[Material provided start]

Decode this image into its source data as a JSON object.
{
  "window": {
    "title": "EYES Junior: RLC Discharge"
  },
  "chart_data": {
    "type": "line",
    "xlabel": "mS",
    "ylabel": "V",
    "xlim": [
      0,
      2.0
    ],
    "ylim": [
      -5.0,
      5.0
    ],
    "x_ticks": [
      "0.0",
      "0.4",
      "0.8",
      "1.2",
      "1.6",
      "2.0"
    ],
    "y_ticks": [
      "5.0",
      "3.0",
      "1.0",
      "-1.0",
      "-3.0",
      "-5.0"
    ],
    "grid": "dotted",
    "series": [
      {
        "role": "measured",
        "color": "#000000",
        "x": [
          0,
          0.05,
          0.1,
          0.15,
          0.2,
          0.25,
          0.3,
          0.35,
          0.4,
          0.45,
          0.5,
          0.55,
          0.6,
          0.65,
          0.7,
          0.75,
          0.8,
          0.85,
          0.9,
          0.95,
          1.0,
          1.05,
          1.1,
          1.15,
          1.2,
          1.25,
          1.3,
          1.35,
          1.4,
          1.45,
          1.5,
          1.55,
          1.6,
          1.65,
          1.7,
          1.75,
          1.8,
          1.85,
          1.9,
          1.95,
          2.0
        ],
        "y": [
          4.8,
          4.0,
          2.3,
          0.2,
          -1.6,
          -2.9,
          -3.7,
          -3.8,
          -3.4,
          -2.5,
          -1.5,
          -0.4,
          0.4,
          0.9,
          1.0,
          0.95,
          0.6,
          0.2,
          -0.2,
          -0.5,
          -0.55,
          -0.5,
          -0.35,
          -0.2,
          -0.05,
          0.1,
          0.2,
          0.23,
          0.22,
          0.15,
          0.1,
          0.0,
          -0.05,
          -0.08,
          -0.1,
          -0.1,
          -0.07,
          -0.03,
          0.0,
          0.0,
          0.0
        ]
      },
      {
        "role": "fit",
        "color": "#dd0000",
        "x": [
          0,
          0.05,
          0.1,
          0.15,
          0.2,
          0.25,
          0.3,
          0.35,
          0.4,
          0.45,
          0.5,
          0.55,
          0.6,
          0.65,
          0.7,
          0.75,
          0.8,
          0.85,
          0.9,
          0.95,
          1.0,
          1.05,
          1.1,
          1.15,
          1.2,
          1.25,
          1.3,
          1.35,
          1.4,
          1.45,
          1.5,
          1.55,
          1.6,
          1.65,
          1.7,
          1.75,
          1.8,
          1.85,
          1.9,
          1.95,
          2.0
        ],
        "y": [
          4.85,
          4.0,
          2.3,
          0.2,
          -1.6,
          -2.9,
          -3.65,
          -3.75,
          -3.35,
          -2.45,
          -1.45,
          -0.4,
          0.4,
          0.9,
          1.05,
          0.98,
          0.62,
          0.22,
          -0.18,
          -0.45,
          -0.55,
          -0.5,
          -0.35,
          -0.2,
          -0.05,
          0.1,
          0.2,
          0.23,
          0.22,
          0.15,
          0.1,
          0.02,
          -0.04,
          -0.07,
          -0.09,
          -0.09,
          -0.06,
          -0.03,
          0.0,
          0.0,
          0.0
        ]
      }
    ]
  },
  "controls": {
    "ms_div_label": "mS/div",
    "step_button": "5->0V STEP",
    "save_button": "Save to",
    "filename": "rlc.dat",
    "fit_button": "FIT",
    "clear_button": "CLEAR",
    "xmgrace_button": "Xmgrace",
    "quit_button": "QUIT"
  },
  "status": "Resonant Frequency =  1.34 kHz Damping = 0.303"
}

[Material provided end]
[Material provided start]

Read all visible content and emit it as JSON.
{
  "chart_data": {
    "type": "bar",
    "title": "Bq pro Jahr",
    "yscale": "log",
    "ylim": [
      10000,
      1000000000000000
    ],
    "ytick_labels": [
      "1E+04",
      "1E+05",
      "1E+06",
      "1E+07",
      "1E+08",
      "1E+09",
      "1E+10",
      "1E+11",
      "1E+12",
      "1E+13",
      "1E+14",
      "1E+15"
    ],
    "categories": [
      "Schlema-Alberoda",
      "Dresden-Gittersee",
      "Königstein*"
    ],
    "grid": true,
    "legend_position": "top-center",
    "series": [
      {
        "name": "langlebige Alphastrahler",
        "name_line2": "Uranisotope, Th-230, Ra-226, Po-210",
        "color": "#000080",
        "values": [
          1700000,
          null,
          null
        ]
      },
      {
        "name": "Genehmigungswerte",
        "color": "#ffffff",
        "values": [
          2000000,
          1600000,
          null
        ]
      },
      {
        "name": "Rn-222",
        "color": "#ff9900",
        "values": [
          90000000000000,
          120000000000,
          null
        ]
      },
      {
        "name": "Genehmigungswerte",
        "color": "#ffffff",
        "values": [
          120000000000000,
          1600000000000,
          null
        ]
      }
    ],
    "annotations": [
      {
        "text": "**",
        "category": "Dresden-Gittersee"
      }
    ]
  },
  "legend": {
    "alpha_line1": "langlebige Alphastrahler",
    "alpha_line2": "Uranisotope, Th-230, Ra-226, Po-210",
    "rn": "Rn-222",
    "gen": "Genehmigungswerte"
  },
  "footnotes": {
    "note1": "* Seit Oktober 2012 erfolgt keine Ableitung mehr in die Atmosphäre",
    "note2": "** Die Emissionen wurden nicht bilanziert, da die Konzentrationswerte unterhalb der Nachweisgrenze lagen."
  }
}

[Material provided end]
[Material provided start]

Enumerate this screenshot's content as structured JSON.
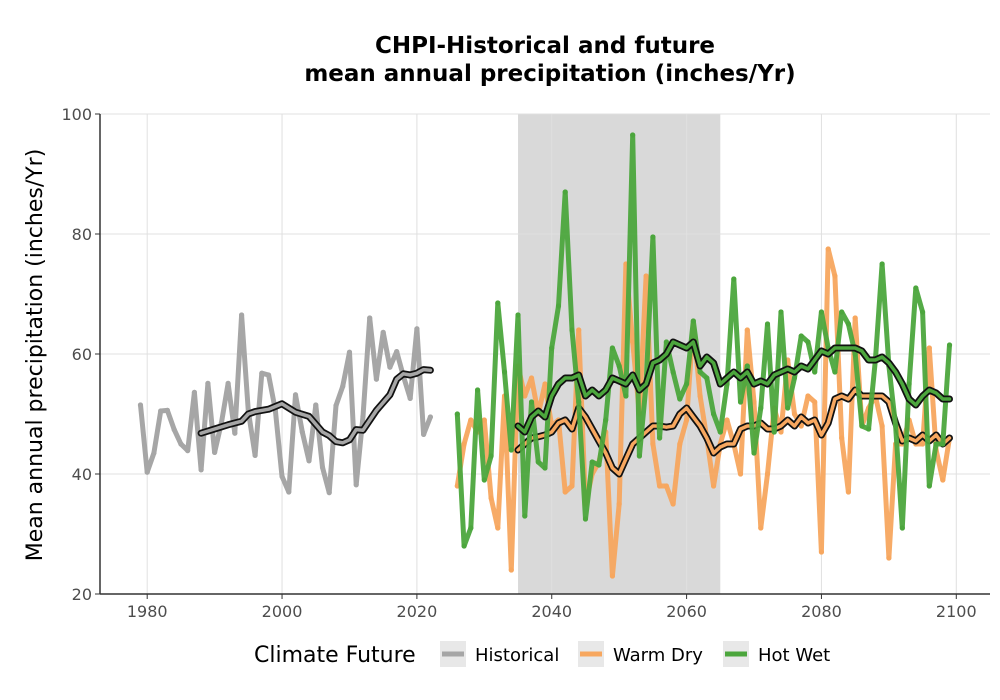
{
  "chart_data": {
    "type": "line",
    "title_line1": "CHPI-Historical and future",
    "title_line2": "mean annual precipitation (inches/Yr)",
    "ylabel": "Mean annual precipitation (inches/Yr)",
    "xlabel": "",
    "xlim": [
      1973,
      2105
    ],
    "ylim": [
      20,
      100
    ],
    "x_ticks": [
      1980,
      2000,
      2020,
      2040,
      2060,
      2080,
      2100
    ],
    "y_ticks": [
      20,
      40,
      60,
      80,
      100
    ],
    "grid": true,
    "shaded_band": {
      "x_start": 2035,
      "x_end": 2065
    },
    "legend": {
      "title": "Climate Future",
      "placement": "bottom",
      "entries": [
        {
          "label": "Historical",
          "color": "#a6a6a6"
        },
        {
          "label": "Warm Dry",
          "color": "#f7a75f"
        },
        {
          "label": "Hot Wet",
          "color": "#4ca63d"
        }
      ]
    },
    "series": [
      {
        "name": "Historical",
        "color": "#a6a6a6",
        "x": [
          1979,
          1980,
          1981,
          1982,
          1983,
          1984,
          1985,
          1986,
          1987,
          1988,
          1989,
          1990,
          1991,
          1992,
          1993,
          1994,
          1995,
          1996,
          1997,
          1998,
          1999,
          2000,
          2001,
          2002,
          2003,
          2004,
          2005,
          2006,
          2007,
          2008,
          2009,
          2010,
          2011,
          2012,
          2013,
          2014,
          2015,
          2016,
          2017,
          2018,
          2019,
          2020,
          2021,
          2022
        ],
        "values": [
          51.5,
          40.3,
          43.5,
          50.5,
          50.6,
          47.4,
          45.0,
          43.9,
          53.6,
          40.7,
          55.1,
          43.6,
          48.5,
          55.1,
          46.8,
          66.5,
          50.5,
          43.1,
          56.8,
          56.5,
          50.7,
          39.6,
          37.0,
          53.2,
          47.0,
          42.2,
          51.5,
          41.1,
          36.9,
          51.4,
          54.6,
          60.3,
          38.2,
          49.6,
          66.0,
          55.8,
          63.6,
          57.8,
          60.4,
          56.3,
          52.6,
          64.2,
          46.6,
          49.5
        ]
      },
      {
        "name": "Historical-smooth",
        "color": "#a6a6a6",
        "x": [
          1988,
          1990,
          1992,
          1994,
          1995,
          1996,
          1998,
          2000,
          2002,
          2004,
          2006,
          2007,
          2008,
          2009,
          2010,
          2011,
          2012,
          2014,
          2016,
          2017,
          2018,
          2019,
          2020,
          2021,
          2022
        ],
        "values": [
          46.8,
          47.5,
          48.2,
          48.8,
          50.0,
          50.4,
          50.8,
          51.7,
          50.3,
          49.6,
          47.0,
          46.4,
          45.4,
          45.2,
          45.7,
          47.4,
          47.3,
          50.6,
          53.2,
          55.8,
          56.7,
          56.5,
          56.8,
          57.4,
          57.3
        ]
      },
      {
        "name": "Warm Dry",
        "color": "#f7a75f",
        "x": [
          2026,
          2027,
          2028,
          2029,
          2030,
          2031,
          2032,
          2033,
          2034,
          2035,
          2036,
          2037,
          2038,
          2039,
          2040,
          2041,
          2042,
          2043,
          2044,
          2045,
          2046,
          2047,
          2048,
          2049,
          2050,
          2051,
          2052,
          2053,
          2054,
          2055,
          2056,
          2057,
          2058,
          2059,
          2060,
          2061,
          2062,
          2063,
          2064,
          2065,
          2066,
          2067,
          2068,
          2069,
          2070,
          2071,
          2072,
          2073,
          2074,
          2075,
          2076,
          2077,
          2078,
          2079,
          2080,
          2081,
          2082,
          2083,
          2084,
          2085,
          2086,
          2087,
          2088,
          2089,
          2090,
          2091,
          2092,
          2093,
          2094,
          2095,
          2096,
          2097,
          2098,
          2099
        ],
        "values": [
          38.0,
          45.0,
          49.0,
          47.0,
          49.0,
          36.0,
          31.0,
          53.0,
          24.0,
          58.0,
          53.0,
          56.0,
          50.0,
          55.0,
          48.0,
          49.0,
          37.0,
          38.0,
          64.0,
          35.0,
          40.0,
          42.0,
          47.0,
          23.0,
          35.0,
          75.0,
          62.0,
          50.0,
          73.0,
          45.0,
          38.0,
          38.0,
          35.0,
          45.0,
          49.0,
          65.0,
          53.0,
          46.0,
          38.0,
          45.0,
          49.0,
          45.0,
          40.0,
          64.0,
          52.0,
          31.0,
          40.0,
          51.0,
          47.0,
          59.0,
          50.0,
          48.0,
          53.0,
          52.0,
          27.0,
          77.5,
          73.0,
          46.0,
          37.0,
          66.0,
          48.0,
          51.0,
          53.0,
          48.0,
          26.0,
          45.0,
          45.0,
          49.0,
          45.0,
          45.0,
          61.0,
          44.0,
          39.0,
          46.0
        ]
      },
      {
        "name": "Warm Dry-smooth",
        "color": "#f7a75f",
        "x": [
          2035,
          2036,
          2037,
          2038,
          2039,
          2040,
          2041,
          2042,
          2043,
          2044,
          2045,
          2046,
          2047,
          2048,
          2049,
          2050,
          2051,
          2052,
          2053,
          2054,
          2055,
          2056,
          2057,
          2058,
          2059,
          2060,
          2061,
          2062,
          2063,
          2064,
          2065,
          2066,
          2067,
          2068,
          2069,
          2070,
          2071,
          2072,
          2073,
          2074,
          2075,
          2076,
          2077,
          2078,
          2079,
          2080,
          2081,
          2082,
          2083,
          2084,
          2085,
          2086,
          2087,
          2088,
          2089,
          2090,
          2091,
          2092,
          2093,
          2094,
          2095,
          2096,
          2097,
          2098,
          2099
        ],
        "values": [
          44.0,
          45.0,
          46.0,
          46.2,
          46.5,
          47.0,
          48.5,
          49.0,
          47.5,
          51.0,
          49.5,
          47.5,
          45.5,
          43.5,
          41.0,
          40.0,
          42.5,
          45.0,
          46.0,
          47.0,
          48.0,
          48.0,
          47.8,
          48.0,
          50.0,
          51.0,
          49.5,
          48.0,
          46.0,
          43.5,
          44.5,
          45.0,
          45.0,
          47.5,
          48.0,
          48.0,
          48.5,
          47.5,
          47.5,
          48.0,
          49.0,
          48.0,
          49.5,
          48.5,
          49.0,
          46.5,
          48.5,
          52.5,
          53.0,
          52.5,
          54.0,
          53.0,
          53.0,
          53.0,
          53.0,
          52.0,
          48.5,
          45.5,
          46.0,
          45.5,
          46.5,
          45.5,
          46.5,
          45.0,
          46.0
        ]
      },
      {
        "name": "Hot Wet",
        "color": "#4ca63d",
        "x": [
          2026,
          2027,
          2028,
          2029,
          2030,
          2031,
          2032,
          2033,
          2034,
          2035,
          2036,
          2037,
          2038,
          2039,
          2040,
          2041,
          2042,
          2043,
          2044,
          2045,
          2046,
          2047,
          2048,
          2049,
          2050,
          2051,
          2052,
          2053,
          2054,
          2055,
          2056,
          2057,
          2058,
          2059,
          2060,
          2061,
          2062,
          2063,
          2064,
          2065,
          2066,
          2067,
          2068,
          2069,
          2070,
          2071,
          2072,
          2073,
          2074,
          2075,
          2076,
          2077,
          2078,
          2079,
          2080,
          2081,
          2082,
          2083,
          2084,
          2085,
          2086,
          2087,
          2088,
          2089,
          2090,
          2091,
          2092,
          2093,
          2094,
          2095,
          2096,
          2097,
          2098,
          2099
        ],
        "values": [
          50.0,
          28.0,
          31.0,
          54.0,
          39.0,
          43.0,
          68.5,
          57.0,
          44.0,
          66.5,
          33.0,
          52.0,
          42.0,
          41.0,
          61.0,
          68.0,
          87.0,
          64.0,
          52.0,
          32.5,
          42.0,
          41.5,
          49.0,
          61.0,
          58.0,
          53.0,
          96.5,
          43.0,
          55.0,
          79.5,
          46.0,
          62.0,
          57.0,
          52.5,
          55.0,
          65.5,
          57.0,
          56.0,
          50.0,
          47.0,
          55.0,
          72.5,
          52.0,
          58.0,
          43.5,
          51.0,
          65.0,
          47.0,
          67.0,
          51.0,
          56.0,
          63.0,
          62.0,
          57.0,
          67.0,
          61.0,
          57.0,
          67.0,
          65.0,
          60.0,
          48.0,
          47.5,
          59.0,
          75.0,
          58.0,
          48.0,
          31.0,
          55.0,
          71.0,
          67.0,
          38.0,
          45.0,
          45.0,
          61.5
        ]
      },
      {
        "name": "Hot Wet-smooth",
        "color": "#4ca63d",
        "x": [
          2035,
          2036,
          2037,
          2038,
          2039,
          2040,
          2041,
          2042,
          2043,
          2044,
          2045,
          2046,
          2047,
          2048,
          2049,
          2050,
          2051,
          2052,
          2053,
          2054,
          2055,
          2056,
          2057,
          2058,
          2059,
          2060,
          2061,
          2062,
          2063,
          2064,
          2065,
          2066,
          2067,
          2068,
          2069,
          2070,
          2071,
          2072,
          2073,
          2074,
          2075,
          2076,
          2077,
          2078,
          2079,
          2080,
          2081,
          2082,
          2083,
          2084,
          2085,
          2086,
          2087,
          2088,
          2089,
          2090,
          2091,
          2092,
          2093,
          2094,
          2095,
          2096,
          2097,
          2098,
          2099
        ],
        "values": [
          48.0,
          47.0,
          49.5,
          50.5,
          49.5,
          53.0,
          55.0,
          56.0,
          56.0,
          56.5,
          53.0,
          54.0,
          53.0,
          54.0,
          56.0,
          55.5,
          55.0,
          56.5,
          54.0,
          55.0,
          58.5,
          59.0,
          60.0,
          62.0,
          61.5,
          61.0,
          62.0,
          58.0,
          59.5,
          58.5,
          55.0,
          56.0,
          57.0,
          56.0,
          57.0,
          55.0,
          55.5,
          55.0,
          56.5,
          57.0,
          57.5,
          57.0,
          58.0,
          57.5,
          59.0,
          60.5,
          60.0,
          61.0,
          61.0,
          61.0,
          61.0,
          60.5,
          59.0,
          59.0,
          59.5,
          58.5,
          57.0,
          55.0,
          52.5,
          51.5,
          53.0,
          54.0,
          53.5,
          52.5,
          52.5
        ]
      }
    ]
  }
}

[Material provided end]

What the task requires —
Check each line of the records for the word "smooth", and show the lines that contain it.

Answer to this task —
        "name": "Historical-smooth",
        "name": "Warm Dry-smooth",
        "name": "Hot Wet-smooth",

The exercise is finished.